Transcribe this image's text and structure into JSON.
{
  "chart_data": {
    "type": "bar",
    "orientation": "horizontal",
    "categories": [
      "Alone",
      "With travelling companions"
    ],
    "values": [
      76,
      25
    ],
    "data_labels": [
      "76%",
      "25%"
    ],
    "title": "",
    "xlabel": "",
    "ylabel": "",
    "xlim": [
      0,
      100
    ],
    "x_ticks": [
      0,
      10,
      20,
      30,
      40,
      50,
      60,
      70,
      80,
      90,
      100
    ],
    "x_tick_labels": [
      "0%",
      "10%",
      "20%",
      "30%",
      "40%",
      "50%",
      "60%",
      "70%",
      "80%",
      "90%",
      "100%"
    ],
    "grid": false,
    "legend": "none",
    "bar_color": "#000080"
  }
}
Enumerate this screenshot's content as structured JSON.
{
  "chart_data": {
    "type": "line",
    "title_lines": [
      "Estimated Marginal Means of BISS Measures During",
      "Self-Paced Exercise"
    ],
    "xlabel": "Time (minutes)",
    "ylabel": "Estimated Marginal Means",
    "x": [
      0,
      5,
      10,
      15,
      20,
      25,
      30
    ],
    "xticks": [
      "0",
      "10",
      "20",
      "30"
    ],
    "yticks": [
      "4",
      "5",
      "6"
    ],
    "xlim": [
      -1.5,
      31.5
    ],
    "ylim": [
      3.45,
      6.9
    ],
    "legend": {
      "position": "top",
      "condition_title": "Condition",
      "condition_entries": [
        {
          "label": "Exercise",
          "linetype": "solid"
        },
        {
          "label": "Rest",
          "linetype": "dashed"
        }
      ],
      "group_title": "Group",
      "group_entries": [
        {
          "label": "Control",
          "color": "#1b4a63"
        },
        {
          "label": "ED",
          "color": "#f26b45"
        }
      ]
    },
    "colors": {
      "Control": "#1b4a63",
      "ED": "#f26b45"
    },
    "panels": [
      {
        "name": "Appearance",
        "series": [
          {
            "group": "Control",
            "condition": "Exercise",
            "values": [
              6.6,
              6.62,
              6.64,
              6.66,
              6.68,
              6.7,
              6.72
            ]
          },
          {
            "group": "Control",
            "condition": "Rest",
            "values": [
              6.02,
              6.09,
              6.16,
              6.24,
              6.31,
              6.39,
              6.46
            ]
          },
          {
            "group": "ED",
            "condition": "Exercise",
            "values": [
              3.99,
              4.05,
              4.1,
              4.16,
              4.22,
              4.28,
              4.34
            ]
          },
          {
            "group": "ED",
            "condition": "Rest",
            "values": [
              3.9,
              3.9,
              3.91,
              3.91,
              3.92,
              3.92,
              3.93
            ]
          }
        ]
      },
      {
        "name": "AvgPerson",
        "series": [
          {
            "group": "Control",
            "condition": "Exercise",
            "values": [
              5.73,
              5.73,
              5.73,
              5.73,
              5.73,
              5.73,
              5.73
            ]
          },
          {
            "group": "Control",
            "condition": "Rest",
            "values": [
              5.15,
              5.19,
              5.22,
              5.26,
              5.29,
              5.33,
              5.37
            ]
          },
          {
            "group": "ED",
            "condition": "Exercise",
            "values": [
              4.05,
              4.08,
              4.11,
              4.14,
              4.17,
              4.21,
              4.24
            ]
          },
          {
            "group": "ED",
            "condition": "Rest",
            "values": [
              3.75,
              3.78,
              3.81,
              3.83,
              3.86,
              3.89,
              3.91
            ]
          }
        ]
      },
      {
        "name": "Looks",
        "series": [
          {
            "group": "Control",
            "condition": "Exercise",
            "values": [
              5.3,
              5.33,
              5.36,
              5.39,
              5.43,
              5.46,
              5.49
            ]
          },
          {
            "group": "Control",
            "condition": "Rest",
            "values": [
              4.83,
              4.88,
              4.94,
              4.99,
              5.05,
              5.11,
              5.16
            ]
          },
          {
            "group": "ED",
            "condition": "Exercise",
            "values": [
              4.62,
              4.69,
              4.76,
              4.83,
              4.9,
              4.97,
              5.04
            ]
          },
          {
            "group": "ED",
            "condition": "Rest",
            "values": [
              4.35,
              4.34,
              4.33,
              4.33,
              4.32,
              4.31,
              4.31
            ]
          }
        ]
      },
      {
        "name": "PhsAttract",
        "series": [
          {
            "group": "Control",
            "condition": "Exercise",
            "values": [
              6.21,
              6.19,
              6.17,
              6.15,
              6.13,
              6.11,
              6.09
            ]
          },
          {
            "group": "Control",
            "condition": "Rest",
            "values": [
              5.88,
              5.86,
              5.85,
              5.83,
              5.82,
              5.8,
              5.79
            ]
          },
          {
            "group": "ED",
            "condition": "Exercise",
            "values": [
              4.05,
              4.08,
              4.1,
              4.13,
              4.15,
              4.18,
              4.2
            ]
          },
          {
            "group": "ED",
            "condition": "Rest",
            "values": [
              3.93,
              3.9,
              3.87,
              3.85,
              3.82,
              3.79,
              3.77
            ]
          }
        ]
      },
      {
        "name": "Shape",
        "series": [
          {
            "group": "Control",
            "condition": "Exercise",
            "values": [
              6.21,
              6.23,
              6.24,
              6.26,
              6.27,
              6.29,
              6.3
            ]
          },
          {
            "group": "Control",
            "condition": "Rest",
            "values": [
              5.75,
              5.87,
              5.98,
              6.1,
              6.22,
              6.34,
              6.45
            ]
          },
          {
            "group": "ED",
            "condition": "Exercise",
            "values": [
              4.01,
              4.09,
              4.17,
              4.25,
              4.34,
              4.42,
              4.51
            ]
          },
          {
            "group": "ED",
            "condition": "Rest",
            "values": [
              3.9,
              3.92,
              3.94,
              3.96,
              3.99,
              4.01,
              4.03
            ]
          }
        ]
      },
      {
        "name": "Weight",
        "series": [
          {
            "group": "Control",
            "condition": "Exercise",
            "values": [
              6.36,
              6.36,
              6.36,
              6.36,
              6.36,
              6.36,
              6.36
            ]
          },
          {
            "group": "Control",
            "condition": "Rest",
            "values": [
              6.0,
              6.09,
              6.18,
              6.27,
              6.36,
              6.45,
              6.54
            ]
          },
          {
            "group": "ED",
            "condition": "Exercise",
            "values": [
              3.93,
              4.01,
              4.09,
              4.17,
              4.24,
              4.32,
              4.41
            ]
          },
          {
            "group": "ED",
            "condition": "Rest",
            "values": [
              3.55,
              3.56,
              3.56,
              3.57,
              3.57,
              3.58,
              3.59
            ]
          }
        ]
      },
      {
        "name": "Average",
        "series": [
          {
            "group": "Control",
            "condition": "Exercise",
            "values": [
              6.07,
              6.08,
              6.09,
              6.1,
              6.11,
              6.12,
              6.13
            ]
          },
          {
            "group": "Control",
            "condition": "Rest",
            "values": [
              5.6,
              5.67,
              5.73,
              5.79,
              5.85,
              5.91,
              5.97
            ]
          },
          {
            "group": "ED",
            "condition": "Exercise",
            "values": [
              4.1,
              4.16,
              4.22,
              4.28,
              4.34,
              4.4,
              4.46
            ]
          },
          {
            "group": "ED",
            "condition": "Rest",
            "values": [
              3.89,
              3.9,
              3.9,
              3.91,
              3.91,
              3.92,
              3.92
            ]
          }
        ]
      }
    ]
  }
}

Given exercise:
Using the listing above, state the number of lines that hold "name", with no other text.

Correct response:
7